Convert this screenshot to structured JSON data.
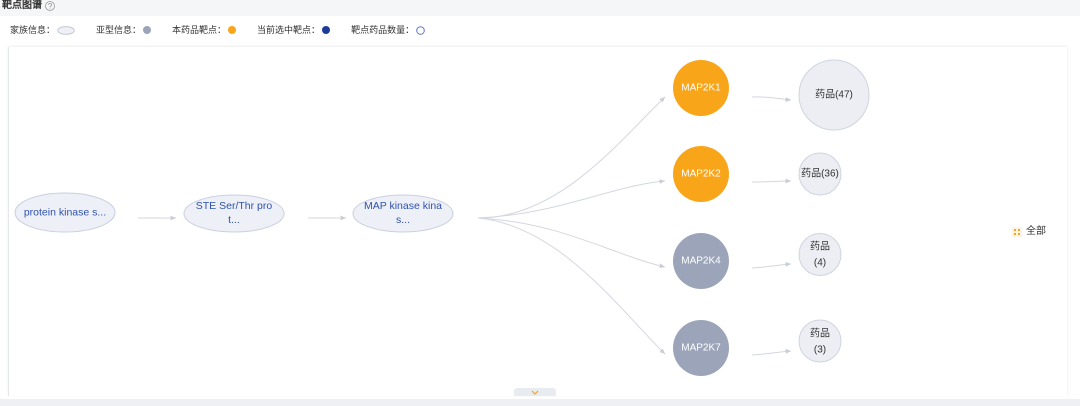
{
  "header": {
    "title": "靶点图谱",
    "help_icon": "question-circle-icon"
  },
  "legend": [
    {
      "label": "家族信息：",
      "icon": "ellipse-outline"
    },
    {
      "label": "亚型信息：",
      "icon": "filled-dot",
      "color": "#9ba4b8"
    },
    {
      "label": "本药品靶点：",
      "icon": "filled-dot",
      "color": "#f9a51a"
    },
    {
      "label": "当前选中靶点：",
      "icon": "filled-dot",
      "color": "#1c3b98"
    },
    {
      "label": "靶点药品数量：",
      "icon": "hollow-circle"
    }
  ],
  "family_chain": [
    {
      "lines": [
        "protein kinase s..."
      ]
    },
    {
      "lines": [
        "STE Ser/Thr pro",
        "t..."
      ]
    },
    {
      "lines": [
        "MAP kinase kina",
        "s..."
      ]
    }
  ],
  "targets": [
    {
      "name": "MAP2K1",
      "color": "#f9a51a",
      "drugs": {
        "lines": [
          "药品(47)"
        ]
      }
    },
    {
      "name": "MAP2K2",
      "color": "#f9a51a",
      "drugs": {
        "lines": [
          "药品(36)"
        ]
      }
    },
    {
      "name": "MAP2K4",
      "color": "#9ba4b8",
      "drugs": {
        "lines": [
          "药品",
          "(4)"
        ]
      }
    },
    {
      "name": "MAP2K7",
      "color": "#9ba4b8",
      "drugs": {
        "lines": [
          "药品",
          "(3)"
        ]
      }
    }
  ],
  "filter": {
    "label": "全部",
    "icon": "grid-icon"
  },
  "collapse": {
    "icon": "chevron-down-icon"
  }
}
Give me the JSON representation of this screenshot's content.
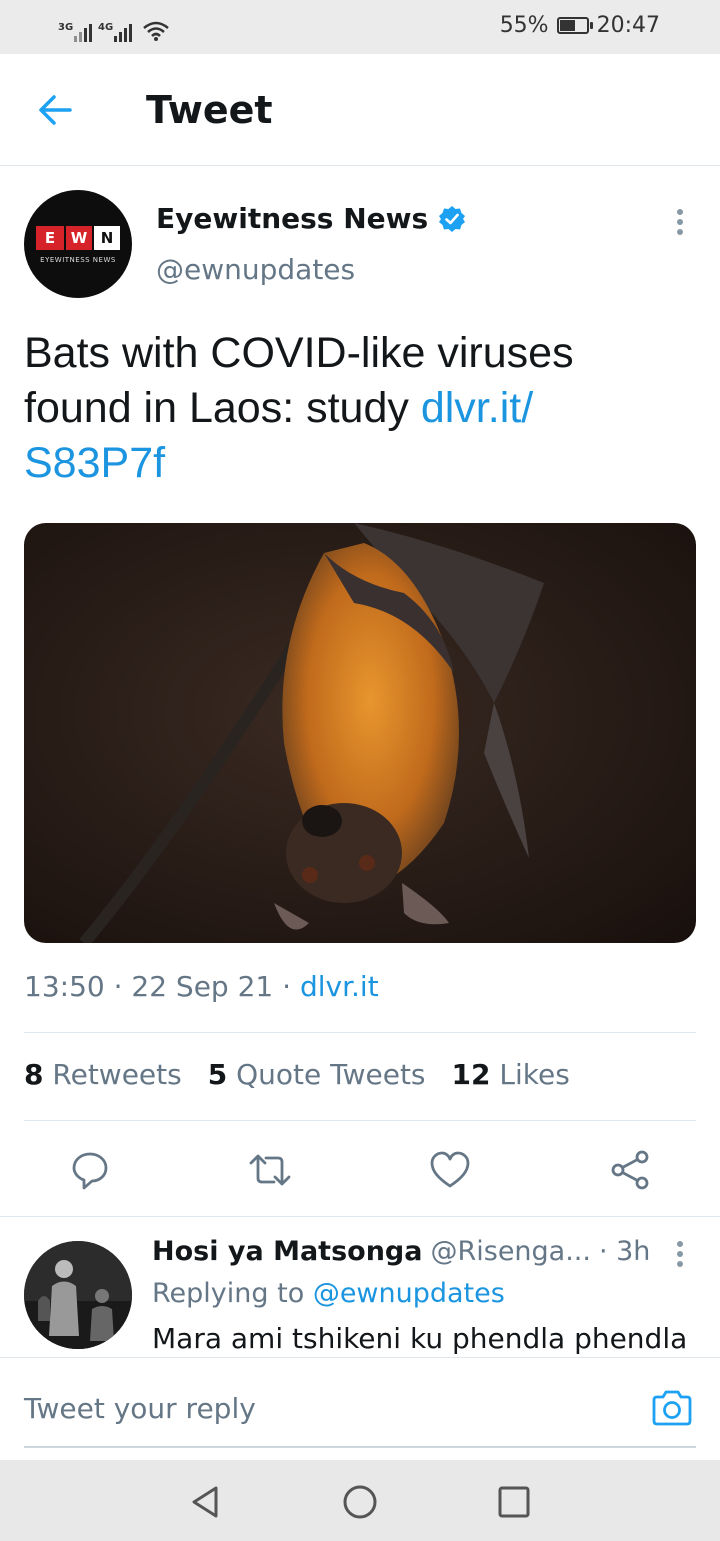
{
  "status_bar": {
    "signal1_label": "3G",
    "signal2_label": "4G",
    "battery_percent": "55%",
    "battery_level": 0.55,
    "time": "20:47"
  },
  "header": {
    "title": "Tweet",
    "back_icon": "arrow-left-icon"
  },
  "tweet": {
    "author": {
      "name": "Eyewitness News",
      "handle": "@ewnupdates",
      "verified": true,
      "avatar_logo": {
        "e": "E",
        "w": "W",
        "n": "N",
        "subtitle": "EYEWITNESS NEWS"
      }
    },
    "text_plain": "Bats with COVID-like viruses found in Laos: study ",
    "text_link": "dlvr.it/ S83P7f",
    "image_desc": "fruit-bat-photo",
    "time": "13:50",
    "date": "22 Sep 21",
    "source": "dlvr.it",
    "retweets_count": "8",
    "retweets_label": "Retweets",
    "quotes_count": "5",
    "quotes_label": "Quote Tweets",
    "likes_count": "12",
    "likes_label": "Likes"
  },
  "actions": [
    "reply-icon",
    "retweet-icon",
    "like-icon",
    "share-icon"
  ],
  "reply": {
    "name": "Hosi ya Matsonga",
    "handle": "@Risenga...",
    "time": "· 3h",
    "replying_label": "Replying to",
    "replying_to": "@ewnupdates",
    "text": "Mara ami tshikeni ku phendla phendla"
  },
  "composer": {
    "placeholder": "Tweet your reply",
    "camera_icon": "camera-icon"
  },
  "nav": [
    "back-triangle-icon",
    "home-circle-icon",
    "recents-square-icon"
  ],
  "colors": {
    "link": "#1b95e0",
    "secondary_text": "#657786",
    "primary_text": "#14171a",
    "ewn_red": "#d6232a"
  }
}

§ Problem details:
Repeat exactly, please: transcribe each entry and leave out the pictures.

§ Answer to this problem:
Convert this screenshot to structured JSON data.
{
  "header": {
    "title": "靶点图谱",
    "help_icon": "question-circle-icon"
  },
  "legend": [
    {
      "label": "家族信息：",
      "icon": "ellipse-outline"
    },
    {
      "label": "亚型信息：",
      "icon": "filled-dot",
      "color": "#9ba4b8"
    },
    {
      "label": "本药品靶点：",
      "icon": "filled-dot",
      "color": "#f9a51a"
    },
    {
      "label": "当前选中靶点：",
      "icon": "filled-dot",
      "color": "#1c3b98"
    },
    {
      "label": "靶点药品数量：",
      "icon": "hollow-circle"
    }
  ],
  "family_chain": [
    {
      "lines": [
        "protein kinase s..."
      ]
    },
    {
      "lines": [
        "STE Ser/Thr pro",
        "t..."
      ]
    },
    {
      "lines": [
        "MAP kinase kina",
        "s..."
      ]
    }
  ],
  "targets": [
    {
      "name": "MAP2K1",
      "color": "#f9a51a",
      "drugs": {
        "lines": [
          "药品(47)"
        ]
      }
    },
    {
      "name": "MAP2K2",
      "color": "#f9a51a",
      "drugs": {
        "lines": [
          "药品(36)"
        ]
      }
    },
    {
      "name": "MAP2K4",
      "color": "#9ba4b8",
      "drugs": {
        "lines": [
          "药品",
          "(4)"
        ]
      }
    },
    {
      "name": "MAP2K7",
      "color": "#9ba4b8",
      "drugs": {
        "lines": [
          "药品",
          "(3)"
        ]
      }
    }
  ],
  "filter": {
    "label": "全部",
    "icon": "grid-icon"
  },
  "collapse": {
    "icon": "chevron-down-icon"
  }
}
Give me the JSON representation of this screenshot's content.
{
  "status_bar": {
    "signal1_label": "3G",
    "signal2_label": "4G",
    "battery_percent": "55%",
    "battery_level": 0.55,
    "time": "20:47"
  },
  "header": {
    "title": "Tweet",
    "back_icon": "arrow-left-icon"
  },
  "tweet": {
    "author": {
      "name": "Eyewitness News",
      "handle": "@ewnupdates",
      "verified": true,
      "avatar_logo": {
        "e": "E",
        "w": "W",
        "n": "N",
        "subtitle": "EYEWITNESS NEWS"
      }
    },
    "text_plain": "Bats with COVID-like viruses found in Laos: study ",
    "text_link": "dlvr.it/ S83P7f",
    "image_desc": "fruit-bat-photo",
    "time": "13:50",
    "date": "22 Sep 21",
    "source": "dlvr.it",
    "retweets_count": "8",
    "retweets_label": "Retweets",
    "quotes_count": "5",
    "quotes_label": "Quote Tweets",
    "likes_count": "12",
    "likes_label": "Likes"
  },
  "actions": [
    "reply-icon",
    "retweet-icon",
    "like-icon",
    "share-icon"
  ],
  "reply": {
    "name": "Hosi ya Matsonga",
    "handle": "@Risenga...",
    "time": "· 3h",
    "replying_label": "Replying to",
    "replying_to": "@ewnupdates",
    "text": "Mara ami tshikeni ku phendla phendla"
  },
  "composer": {
    "placeholder": "Tweet your reply",
    "camera_icon": "camera-icon"
  },
  "nav": [
    "back-triangle-icon",
    "home-circle-icon",
    "recents-square-icon"
  ],
  "colors": {
    "link": "#1b95e0",
    "secondary_text": "#657786",
    "primary_text": "#14171a",
    "ewn_red": "#d6232a"
  }
}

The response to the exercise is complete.